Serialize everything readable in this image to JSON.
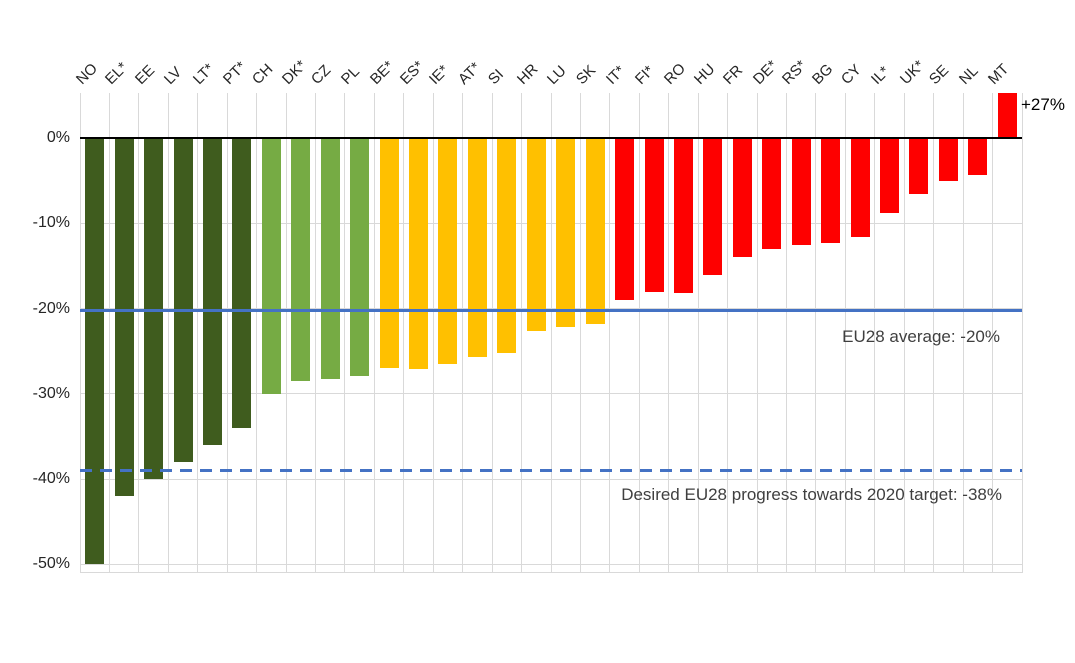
{
  "chart_data": {
    "type": "bar",
    "title": "",
    "xlabel": "",
    "ylabel": "",
    "categories": [
      "NO",
      "EL*",
      "EE",
      "LV",
      "LT*",
      "PT*",
      "CH",
      "DK*",
      "CZ",
      "PL",
      "BE*",
      "ES*",
      "IE*",
      "AT*",
      "SI",
      "HR",
      "LU",
      "SK",
      "IT*",
      "FI*",
      "RO",
      "HU",
      "FR",
      "DE*",
      "RS*",
      "BG",
      "CY",
      "IL*",
      "UK*",
      "SE",
      "NL",
      "MT"
    ],
    "values": [
      -50,
      -42,
      -40,
      -38,
      -36,
      -34,
      -30,
      -28.5,
      -28.3,
      -27.9,
      -27,
      -27.1,
      -26.5,
      -25.7,
      -25.2,
      -22.6,
      -22.2,
      -21.8,
      -19,
      -18.1,
      -18.2,
      -16,
      -13.9,
      -13,
      -12.5,
      -12.3,
      -11.6,
      -8.8,
      -6.5,
      -5,
      -4.3,
      27
    ],
    "bar_color_groups": [
      "dark-green",
      "dark-green",
      "dark-green",
      "dark-green",
      "dark-green",
      "dark-green",
      "light-green",
      "light-green",
      "light-green",
      "light-green",
      "gold",
      "gold",
      "gold",
      "gold",
      "gold",
      "gold",
      "gold",
      "gold",
      "red",
      "red",
      "red",
      "red",
      "red",
      "red",
      "red",
      "red",
      "red",
      "red",
      "red",
      "red",
      "red",
      "red"
    ],
    "colors": {
      "dark-green": "#3F5C1E",
      "light-green": "#76AB44",
      "gold": "#FFC000",
      "red": "#FE0000",
      "reference-blue": "#4472C4",
      "gridline": "#D9D9D9",
      "axis": "#000000"
    },
    "axis": {
      "tick_labels": [
        "0%",
        "-10%",
        "-20%",
        "-30%",
        "-40%",
        "-50%"
      ],
      "tick_values": [
        0,
        -10,
        -20,
        -30,
        -40,
        -50
      ],
      "ylim_top": 5.3,
      "ylim_bottom": -51,
      "grid": true
    },
    "clipped_bars": {
      "MT": {
        "true_value": 27,
        "clipped_at_plot_top": true
      }
    },
    "mt_value_label": "+27%",
    "reference_lines": [
      {
        "name": "eu28-average-line",
        "value": -20,
        "plotted_at": -20.2,
        "style": "solid",
        "label": "EU28 average: -20%"
      },
      {
        "name": "desired-target-line",
        "value": -38,
        "plotted_at": -39,
        "style": "dashed",
        "label": "Desired EU28 progress towards 2020 target: -38%"
      }
    ],
    "legend": "none"
  }
}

****

## INSTRUCTIONS FOR THE TASK
The data above needs to be retyped exactly, with the images left out.

## WRITTEN SOLUTION
Serialize everything readable in this image to JSON.
{
  "chart_data": {
    "type": "bar",
    "title": "",
    "xlabel": "",
    "ylabel": "",
    "categories": [
      "NO",
      "EL*",
      "EE",
      "LV",
      "LT*",
      "PT*",
      "CH",
      "DK*",
      "CZ",
      "PL",
      "BE*",
      "ES*",
      "IE*",
      "AT*",
      "SI",
      "HR",
      "LU",
      "SK",
      "IT*",
      "FI*",
      "RO",
      "HU",
      "FR",
      "DE*",
      "RS*",
      "BG",
      "CY",
      "IL*",
      "UK*",
      "SE",
      "NL",
      "MT"
    ],
    "values": [
      -50,
      -42,
      -40,
      -38,
      -36,
      -34,
      -30,
      -28.5,
      -28.3,
      -27.9,
      -27,
      -27.1,
      -26.5,
      -25.7,
      -25.2,
      -22.6,
      -22.2,
      -21.8,
      -19,
      -18.1,
      -18.2,
      -16,
      -13.9,
      -13,
      -12.5,
      -12.3,
      -11.6,
      -8.8,
      -6.5,
      -5,
      -4.3,
      27
    ],
    "bar_color_groups": [
      "dark-green",
      "dark-green",
      "dark-green",
      "dark-green",
      "dark-green",
      "dark-green",
      "light-green",
      "light-green",
      "light-green",
      "light-green",
      "gold",
      "gold",
      "gold",
      "gold",
      "gold",
      "gold",
      "gold",
      "gold",
      "red",
      "red",
      "red",
      "red",
      "red",
      "red",
      "red",
      "red",
      "red",
      "red",
      "red",
      "red",
      "red",
      "red"
    ],
    "colors": {
      "dark-green": "#3F5C1E",
      "light-green": "#76AB44",
      "gold": "#FFC000",
      "red": "#FE0000",
      "reference-blue": "#4472C4",
      "gridline": "#D9D9D9",
      "axis": "#000000"
    },
    "axis": {
      "tick_labels": [
        "0%",
        "-10%",
        "-20%",
        "-30%",
        "-40%",
        "-50%"
      ],
      "tick_values": [
        0,
        -10,
        -20,
        -30,
        -40,
        -50
      ],
      "ylim_top": 5.3,
      "ylim_bottom": -51,
      "grid": true
    },
    "clipped_bars": {
      "MT": {
        "true_value": 27,
        "clipped_at_plot_top": true
      }
    },
    "mt_value_label": "+27%",
    "reference_lines": [
      {
        "name": "eu28-average-line",
        "value": -20,
        "plotted_at": -20.2,
        "style": "solid",
        "label": "EU28 average: -20%"
      },
      {
        "name": "desired-target-line",
        "value": -38,
        "plotted_at": -39,
        "style": "dashed",
        "label": "Desired EU28 progress towards 2020 target: -38%"
      }
    ],
    "legend": "none"
  }
}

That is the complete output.